* DATASET CONTENT:
* * *

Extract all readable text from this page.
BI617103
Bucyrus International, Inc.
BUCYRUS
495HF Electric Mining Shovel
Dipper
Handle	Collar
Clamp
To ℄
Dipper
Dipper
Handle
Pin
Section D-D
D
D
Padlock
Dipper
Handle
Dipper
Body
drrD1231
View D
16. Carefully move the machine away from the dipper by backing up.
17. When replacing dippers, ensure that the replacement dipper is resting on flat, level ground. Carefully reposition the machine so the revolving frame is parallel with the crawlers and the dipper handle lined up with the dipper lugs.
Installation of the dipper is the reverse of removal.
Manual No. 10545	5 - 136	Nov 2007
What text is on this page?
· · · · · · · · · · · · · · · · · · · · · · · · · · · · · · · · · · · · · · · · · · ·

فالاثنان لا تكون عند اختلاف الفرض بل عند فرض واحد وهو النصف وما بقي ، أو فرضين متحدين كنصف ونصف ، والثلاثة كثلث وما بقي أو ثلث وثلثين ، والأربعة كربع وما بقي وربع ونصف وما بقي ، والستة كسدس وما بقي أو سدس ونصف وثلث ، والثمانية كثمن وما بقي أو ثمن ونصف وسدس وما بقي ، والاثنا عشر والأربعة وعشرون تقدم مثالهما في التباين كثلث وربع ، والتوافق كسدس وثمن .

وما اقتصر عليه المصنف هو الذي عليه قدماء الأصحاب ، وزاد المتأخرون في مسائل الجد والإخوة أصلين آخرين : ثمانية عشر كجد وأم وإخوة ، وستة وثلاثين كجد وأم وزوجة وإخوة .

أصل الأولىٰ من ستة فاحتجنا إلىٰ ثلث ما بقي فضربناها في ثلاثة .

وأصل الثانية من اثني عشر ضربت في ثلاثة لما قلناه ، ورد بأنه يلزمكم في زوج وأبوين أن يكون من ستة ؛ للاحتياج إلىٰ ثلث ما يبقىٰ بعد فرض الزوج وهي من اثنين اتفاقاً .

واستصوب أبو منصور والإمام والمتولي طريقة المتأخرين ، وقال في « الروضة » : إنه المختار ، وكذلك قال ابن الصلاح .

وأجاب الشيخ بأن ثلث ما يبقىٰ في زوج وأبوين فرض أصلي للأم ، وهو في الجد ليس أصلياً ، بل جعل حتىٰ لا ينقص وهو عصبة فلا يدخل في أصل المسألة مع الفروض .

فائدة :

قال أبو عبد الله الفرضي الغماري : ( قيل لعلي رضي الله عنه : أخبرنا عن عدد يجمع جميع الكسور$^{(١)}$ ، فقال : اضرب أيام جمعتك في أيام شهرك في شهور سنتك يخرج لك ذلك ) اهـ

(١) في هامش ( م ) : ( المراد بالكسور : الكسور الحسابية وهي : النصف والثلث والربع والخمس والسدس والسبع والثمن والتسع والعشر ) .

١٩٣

* * *

* AIM OF THE TASK: All the data must be duplicated exactly, with nothing added or removed.

* RESPONSE BELOW:
Extract all readable text from this page.
BI617103
Bucyrus International, Inc.
BUCYRUS
495HF Electric Mining Shovel
Dipper
Handle	Collar
Clamp
To ℄
Dipper
Dipper
Handle
Pin
Section D-D
D
D
Padlock
Dipper
Handle
Dipper
Body
drrD1231
View D
16. Carefully move the machine away from the dipper by backing up.
17. When replacing dippers, ensure that the replacement dipper is resting on flat, level ground. Carefully reposition the machine so the revolving frame is parallel with the crawlers and the dipper handle lined up with the dipper lugs.
Installation of the dipper is the reverse of removal.
Manual No. 10545	5 - 136	Nov 2007
What text is on this page?
· · · · · · · · · · · · · · · · · · · · · · · · · · · · · · · · · · · · · · · · · · ·

فالاثنان لا تكون عند اختلاف الفرض بل عند فرض واحد وهو النصف وما بقي ، أو فرضين متحدين كنصف ونصف ، والثلاثة كثلث وما بقي أو ثلث وثلثين ، والأربعة كربع وما بقي وربع ونصف وما بقي ، والستة كسدس وما بقي أو سدس ونصف وثلث ، والثمانية كثمن وما بقي أو ثمن ونصف وسدس وما بقي ، والاثنا عشر والأربعة وعشرون تقدم مثالهما في التباين كثلث وربع ، والتوافق كسدس وثمن .

وما اقتصر عليه المصنف هو الذي عليه قدماء الأصحاب ، وزاد المتأخرون في مسائل الجد والإخوة أصلين آخرين : ثمانية عشر كجد وأم وإخوة ، وستة وثلاثين كجد وأم وزوجة وإخوة .

أصل الأولىٰ من ستة فاحتجنا إلىٰ ثلث ما بقي فضربناها في ثلاثة .

وأصل الثانية من اثني عشر ضربت في ثلاثة لما قلناه ، ورد بأنه يلزمكم في زوج وأبوين أن يكون من ستة ؛ للاحتياج إلىٰ ثلث ما يبقىٰ بعد فرض الزوج وهي من اثنين اتفاقاً .

واستصوب أبو منصور والإمام والمتولي طريقة المتأخرين ، وقال في « الروضة » : إنه المختار ، وكذلك قال ابن الصلاح .

وأجاب الشيخ بأن ثلث ما يبقىٰ في زوج وأبوين فرض أصلي للأم ، وهو في الجد ليس أصلياً ، بل جعل حتىٰ لا ينقص وهو عصبة فلا يدخل في أصل المسألة مع الفروض .

فائدة :

قال أبو عبد الله الفرضي الغماري : ( قيل لعلي رضي الله عنه : أخبرنا عن عدد يجمع جميع الكسور$^{(١)}$ ، فقال : اضرب أيام جمعتك في أيام شهرك في شهور سنتك يخرج لك ذلك ) اهـ

(١) في هامش ( م ) : ( المراد بالكسور : الكسور الحسابية وهي : النصف والثلث والربع والخمس والسدس والسبع والثمن والتسع والعشر ) .

١٩٣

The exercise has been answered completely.